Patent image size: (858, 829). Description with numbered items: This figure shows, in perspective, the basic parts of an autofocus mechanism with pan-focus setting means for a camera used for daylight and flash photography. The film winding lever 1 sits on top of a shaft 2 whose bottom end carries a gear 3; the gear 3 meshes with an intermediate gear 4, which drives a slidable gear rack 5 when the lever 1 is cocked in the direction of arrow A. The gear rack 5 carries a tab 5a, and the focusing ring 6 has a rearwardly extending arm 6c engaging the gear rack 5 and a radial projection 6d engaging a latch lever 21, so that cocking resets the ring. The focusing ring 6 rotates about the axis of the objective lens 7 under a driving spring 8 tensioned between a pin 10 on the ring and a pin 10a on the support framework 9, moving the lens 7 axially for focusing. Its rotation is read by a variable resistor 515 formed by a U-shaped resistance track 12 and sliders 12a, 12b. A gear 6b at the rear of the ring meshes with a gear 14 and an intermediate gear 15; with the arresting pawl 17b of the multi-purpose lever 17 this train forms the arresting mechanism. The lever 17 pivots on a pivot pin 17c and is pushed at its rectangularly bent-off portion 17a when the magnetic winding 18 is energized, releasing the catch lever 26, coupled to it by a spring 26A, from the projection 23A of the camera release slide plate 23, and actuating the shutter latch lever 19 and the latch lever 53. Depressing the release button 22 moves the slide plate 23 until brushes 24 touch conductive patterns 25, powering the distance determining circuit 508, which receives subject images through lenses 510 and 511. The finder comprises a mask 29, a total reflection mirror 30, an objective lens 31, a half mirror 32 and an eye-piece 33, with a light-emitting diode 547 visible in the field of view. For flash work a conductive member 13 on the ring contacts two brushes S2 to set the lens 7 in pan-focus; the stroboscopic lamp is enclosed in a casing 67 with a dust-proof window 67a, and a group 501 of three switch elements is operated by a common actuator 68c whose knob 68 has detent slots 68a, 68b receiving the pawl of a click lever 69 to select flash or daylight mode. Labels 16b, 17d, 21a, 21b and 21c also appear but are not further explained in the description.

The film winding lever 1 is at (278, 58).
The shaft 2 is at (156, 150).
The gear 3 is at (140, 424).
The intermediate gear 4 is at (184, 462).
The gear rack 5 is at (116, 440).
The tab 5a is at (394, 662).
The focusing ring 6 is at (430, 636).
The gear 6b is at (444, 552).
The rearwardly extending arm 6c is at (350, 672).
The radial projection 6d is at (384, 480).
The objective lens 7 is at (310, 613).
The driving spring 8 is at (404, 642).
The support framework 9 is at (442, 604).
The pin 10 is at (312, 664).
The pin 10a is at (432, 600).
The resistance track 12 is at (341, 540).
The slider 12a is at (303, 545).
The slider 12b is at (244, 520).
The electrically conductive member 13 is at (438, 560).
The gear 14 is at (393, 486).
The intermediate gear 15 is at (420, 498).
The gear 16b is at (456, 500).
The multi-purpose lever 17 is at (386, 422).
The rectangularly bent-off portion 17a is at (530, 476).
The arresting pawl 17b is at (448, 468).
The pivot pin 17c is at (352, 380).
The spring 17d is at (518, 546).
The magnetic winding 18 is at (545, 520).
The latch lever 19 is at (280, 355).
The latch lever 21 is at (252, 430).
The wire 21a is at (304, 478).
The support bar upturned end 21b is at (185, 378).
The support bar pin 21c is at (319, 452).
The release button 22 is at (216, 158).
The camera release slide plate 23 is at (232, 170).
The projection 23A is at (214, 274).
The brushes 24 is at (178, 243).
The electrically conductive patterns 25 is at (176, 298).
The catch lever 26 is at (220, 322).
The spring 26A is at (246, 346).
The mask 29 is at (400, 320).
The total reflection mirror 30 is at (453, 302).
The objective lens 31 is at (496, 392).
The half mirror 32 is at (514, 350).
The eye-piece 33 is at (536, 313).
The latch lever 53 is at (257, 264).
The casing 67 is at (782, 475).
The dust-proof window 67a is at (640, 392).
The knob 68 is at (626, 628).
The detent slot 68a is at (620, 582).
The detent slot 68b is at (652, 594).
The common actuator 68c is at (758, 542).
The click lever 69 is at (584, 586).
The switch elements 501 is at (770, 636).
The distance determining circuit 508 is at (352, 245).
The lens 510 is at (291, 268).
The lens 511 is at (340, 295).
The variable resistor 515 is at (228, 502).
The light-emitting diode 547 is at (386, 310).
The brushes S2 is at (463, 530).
==
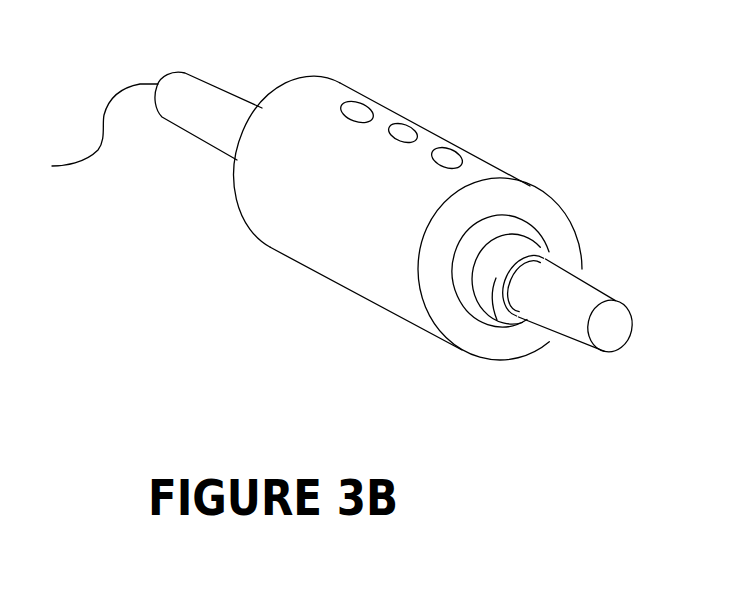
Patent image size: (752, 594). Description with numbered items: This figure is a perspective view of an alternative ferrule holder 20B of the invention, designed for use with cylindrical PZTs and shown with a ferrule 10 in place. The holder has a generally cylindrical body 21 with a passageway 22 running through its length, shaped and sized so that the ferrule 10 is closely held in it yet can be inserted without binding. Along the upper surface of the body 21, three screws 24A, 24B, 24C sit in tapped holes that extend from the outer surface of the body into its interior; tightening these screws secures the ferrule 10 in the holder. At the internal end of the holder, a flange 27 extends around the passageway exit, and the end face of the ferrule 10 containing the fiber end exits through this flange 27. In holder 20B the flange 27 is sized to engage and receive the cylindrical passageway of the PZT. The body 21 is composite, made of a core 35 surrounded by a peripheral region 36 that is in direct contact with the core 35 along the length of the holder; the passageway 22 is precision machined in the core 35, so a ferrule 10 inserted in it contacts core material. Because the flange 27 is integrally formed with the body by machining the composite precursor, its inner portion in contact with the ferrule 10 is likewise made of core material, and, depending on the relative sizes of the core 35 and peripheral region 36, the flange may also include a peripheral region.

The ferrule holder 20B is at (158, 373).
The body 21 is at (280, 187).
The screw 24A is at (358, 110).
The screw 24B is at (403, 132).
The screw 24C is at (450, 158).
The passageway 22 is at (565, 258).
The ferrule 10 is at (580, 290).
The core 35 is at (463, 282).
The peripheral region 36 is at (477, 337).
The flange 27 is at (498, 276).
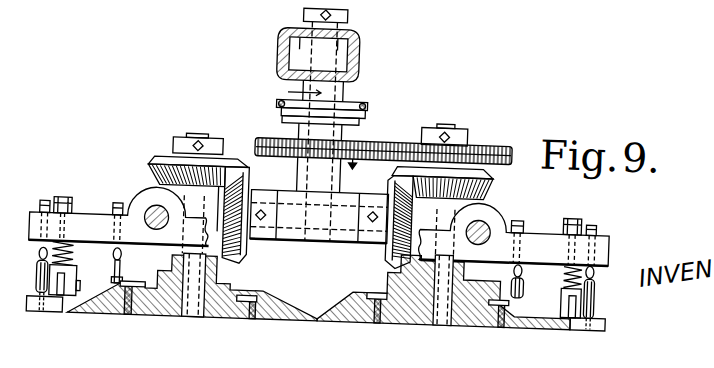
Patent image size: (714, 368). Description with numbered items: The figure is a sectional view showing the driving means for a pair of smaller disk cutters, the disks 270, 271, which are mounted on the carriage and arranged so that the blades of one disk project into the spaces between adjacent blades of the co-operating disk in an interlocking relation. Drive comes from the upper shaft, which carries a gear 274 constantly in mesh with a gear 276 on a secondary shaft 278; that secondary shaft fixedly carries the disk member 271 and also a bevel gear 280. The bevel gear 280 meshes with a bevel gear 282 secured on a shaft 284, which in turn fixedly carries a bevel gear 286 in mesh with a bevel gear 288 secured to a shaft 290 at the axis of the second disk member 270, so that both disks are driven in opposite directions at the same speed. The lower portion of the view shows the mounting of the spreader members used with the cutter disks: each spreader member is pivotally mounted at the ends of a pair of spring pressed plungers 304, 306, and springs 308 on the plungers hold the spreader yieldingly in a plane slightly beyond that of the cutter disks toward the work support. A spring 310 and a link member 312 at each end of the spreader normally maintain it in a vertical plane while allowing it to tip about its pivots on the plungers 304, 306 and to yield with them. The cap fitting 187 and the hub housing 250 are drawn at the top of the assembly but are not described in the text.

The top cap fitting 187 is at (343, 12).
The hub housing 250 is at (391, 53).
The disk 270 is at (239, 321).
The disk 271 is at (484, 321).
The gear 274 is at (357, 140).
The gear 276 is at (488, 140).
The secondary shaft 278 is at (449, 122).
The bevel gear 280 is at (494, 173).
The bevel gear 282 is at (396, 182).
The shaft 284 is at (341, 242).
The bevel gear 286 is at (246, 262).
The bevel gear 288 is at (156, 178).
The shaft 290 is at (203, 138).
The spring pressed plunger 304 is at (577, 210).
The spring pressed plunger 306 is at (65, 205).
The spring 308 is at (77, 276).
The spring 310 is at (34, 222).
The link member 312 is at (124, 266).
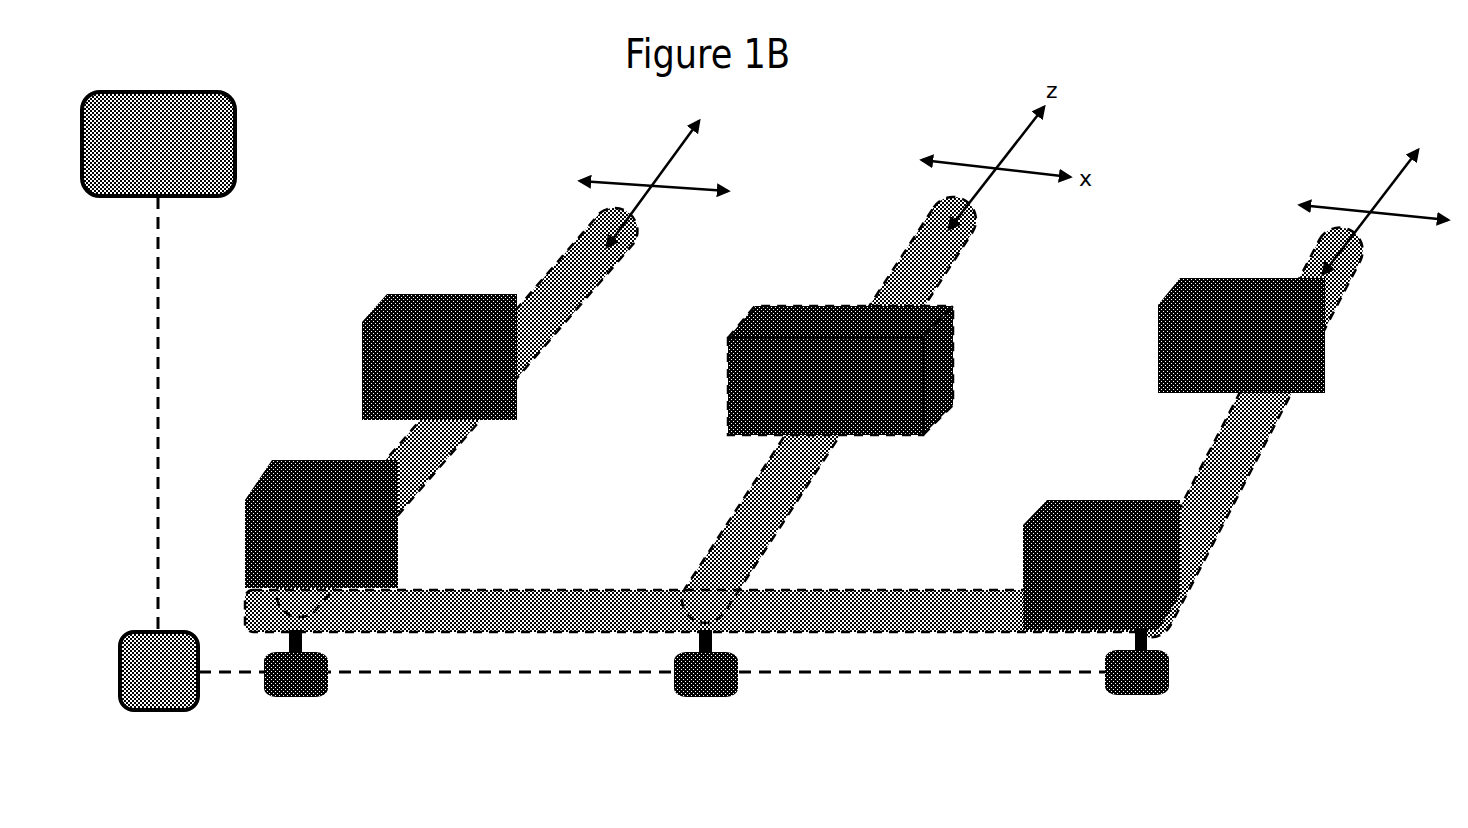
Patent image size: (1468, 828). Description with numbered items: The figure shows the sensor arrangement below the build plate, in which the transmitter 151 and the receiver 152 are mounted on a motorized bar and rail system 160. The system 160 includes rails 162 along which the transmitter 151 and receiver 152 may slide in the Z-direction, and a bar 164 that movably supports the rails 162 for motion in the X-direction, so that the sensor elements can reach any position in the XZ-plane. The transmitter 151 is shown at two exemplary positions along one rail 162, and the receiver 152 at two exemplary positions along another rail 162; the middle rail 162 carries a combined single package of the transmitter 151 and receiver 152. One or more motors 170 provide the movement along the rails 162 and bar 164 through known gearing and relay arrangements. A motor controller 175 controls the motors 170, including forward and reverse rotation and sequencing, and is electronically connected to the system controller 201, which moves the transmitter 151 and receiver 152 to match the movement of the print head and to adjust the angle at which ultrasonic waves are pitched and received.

Your instructions — Starting at the line that contains "Patent image size: (714, 368)." and ending after the line that contains "The disk 271 is at (484, 321).", rewrite those lines as a JSON list with one string per line, leaving out any blank lines.

Output for this exercise —
[
  "Patent image size: (714, 368). Description with numbered items: The figure is a sectional view showing the driving means for a pair of smaller disk cutters, the disks 270, 271, which are mounted on the carriage and arranged so that the blades of one disk project into the spaces between adjacent blades of the co-operating disk in an interlocking relation. Drive comes from the upper shaft, which carries a gear 274 constantly in mesh with a gear 276 on a secondary shaft 278; that secondary shaft fixedly carries the disk member 271 and also a bevel gear 280. The bevel gear 280 meshes with a bevel gear 282 secured on a shaft 284, which in turn fixedly carries a bevel gear 286 in mesh with a bevel gear 288 secured to a shaft 290 at the axis of the second disk member 270, so that both disks are driven in opposite directions at the same speed. The lower portion of the view shows the mounting of the spreader members used with the cutter disks: each spreader member is pivotally mounted at the ends of a pair of spring pressed plungers 304, 306, and springs 308 on the plungers hold the spreader yieldingly in a plane slightly beyond that of the cutter disks toward the work support. A spring 310 and a link member 312 at each end of the spreader normally maintain it in a vertical plane while allowing it to tip about its pivots on the plungers 304, 306 and to yield with them. The cap fitting 187 and the hub housing 250 are drawn at the top of the assembly but are not described in the text.",
  "The top cap fitting 187 is at (343, 12).",
  "The hub housing 250 is at (391, 53).",
  "The disk 270 is at (239, 321).",
  "The disk 271 is at (484, 321)."
]